_Task details_:
Take every line where the string "介词短语作后置定语" appears and copy it.

_Data shown_:
- - - - - - -

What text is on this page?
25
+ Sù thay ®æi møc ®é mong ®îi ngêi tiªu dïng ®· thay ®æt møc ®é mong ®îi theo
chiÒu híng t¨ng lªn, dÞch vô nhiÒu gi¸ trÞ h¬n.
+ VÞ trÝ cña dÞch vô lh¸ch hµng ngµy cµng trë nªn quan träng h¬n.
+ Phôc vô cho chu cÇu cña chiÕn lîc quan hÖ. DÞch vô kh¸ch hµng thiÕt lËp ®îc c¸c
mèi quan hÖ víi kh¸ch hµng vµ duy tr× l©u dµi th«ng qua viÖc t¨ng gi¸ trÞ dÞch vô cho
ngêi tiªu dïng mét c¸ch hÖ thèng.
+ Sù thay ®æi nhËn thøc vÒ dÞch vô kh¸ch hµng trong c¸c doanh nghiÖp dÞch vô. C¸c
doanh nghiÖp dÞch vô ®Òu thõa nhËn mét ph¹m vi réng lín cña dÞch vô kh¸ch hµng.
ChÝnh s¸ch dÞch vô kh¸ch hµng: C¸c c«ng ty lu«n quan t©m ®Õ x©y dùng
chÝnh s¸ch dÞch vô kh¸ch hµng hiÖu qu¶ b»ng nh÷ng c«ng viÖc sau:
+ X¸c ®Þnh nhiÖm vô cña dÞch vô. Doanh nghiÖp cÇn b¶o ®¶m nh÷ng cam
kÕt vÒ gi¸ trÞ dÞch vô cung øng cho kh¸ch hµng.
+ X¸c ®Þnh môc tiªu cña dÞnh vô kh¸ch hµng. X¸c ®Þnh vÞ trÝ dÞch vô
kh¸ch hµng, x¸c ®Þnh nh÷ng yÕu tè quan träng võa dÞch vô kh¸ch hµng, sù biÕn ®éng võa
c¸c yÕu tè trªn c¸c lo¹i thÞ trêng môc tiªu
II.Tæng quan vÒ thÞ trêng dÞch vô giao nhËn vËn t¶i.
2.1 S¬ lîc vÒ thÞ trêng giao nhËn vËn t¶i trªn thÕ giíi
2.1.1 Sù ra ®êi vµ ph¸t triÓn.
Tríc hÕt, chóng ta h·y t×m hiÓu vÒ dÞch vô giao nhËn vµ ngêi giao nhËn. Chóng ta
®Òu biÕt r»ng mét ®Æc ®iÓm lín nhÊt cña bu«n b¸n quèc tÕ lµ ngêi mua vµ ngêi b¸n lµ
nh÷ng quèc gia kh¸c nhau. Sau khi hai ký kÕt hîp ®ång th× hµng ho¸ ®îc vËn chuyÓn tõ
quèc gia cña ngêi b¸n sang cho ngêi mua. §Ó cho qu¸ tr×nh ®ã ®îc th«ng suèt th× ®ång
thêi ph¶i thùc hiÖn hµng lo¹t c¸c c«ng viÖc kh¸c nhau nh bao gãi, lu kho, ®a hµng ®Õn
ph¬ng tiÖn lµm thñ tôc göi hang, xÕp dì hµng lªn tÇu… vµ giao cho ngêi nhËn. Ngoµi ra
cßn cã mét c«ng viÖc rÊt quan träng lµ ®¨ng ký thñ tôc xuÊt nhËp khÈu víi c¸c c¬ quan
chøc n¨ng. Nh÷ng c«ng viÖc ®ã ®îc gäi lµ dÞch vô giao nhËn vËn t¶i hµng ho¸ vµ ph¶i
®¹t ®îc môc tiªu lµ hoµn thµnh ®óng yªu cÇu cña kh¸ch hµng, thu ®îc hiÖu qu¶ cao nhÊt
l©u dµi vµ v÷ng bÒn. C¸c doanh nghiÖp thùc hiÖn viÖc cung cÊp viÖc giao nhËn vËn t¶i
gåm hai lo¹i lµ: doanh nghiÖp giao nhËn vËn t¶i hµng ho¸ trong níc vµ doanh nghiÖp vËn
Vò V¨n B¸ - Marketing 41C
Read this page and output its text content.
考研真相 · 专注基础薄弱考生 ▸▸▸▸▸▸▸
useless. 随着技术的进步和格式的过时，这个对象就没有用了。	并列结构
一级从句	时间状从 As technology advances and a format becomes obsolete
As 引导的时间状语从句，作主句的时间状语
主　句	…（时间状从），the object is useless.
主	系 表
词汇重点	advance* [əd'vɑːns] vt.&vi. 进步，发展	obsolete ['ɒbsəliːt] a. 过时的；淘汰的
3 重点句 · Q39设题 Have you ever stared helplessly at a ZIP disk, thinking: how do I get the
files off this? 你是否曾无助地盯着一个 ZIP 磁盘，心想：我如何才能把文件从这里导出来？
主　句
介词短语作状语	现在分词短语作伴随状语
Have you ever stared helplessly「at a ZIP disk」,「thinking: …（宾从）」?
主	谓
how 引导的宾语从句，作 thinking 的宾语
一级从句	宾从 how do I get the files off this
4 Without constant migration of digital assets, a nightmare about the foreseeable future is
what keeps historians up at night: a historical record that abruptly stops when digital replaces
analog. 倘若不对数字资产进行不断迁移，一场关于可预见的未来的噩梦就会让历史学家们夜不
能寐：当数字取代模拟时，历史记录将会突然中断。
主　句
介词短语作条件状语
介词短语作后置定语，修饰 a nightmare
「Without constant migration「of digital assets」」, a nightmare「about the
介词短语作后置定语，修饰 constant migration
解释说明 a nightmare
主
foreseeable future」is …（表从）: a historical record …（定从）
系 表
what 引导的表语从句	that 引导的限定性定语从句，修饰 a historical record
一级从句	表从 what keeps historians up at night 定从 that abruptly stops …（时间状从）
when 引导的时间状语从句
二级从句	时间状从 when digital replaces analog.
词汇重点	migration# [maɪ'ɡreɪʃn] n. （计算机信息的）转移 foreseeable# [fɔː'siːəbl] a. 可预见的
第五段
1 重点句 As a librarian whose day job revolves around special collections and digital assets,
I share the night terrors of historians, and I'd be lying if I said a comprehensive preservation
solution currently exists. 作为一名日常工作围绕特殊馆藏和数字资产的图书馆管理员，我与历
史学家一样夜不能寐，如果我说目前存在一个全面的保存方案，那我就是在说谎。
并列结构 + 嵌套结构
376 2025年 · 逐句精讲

- - - - - - -

_The response_:
介词短语作后置定语，修饰 a nightmare
介词短语作后置定语，修饰 constant migration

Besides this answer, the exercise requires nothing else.